• _DATA LINES_
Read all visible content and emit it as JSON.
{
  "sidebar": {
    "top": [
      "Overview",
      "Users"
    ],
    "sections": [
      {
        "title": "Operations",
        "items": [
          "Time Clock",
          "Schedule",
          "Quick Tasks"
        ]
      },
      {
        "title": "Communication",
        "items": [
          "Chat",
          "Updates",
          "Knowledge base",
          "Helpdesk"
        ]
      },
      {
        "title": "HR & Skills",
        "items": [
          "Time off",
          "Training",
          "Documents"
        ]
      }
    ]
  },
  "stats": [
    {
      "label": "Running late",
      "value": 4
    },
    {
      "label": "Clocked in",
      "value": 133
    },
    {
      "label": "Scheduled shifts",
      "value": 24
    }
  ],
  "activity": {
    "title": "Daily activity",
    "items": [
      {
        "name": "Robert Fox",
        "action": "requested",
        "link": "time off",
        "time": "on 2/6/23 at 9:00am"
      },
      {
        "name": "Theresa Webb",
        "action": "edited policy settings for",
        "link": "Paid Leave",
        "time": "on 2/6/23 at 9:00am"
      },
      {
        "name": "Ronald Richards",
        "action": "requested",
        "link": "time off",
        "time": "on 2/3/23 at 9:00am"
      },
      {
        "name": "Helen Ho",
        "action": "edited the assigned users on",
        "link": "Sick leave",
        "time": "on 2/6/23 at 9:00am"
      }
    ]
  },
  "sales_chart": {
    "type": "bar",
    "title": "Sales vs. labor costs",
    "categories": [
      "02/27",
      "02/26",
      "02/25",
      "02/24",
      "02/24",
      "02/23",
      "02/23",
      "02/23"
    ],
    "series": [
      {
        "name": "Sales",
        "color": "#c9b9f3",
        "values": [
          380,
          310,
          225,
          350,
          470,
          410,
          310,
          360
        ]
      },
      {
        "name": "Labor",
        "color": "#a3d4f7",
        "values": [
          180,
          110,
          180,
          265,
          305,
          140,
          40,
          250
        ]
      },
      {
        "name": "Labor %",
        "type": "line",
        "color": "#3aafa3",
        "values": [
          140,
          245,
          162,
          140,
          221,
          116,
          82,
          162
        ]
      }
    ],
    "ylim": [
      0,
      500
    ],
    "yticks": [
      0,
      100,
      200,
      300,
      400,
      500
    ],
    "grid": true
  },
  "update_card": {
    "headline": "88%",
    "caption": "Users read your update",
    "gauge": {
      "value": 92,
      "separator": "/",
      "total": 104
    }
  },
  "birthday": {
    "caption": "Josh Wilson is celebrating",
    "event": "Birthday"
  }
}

• _REQUIREMENTS_
Quote the data in full, keeping each word unchanged.

• _WORKED SOLUTION_
Read all visible content and emit it as JSON.
{
  "sidebar": {
    "top": [
      "Overview",
      "Users"
    ],
    "sections": [
      {
        "title": "Operations",
        "items": [
          "Time Clock",
          "Schedule",
          "Quick Tasks"
        ]
      },
      {
        "title": "Communication",
        "items": [
          "Chat",
          "Updates",
          "Knowledge base",
          "Helpdesk"
        ]
      },
      {
        "title": "HR & Skills",
        "items": [
          "Time off",
          "Training",
          "Documents"
        ]
      }
    ]
  },
  "stats": [
    {
      "label": "Running late",
      "value": 4
    },
    {
      "label": "Clocked in",
      "value": 133
    },
    {
      "label": "Scheduled shifts",
      "value": 24
    }
  ],
  "activity": {
    "title": "Daily activity",
    "items": [
      {
        "name": "Robert Fox",
        "action": "requested",
        "link": "time off",
        "time": "on 2/6/23 at 9:00am"
      },
      {
        "name": "Theresa Webb",
        "action": "edited policy settings for",
        "link": "Paid Leave",
        "time": "on 2/6/23 at 9:00am"
      },
      {
        "name": "Ronald Richards",
        "action": "requested",
        "link": "time off",
        "time": "on 2/3/23 at 9:00am"
      },
      {
        "name": "Helen Ho",
        "action": "edited the assigned users on",
        "link": "Sick leave",
        "time": "on 2/6/23 at 9:00am"
      }
    ]
  },
  "sales_chart": {
    "type": "bar",
    "title": "Sales vs. labor costs",
    "categories": [
      "02/27",
      "02/26",
      "02/25",
      "02/24",
      "02/24",
      "02/23",
      "02/23",
      "02/23"
    ],
    "series": [
      {
        "name": "Sales",
        "color": "#c9b9f3",
        "values": [
          380,
          310,
          225,
          350,
          470,
          410,
          310,
          360
        ]
      },
      {
        "name": "Labor",
        "color": "#a3d4f7",
        "values": [
          180,
          110,
          180,
          265,
          305,
          140,
          40,
          250
        ]
      },
      {
        "name": "Labor %",
        "type": "line",
        "color": "#3aafa3",
        "values": [
          140,
          245,
          162,
          140,
          221,
          116,
          82,
          162
        ]
      }
    ],
    "ylim": [
      0,
      500
    ],
    "yticks": [
      0,
      100,
      200,
      300,
      400,
      500
    ],
    "grid": true
  },
  "update_card": {
    "headline": "88%",
    "caption": "Users read your update",
    "gauge": {
      "value": 92,
      "separator": "/",
      "total": 104
    }
  },
  "birthday": {
    "caption": "Josh Wilson is celebrating",
    "event": "Birthday"
  }
}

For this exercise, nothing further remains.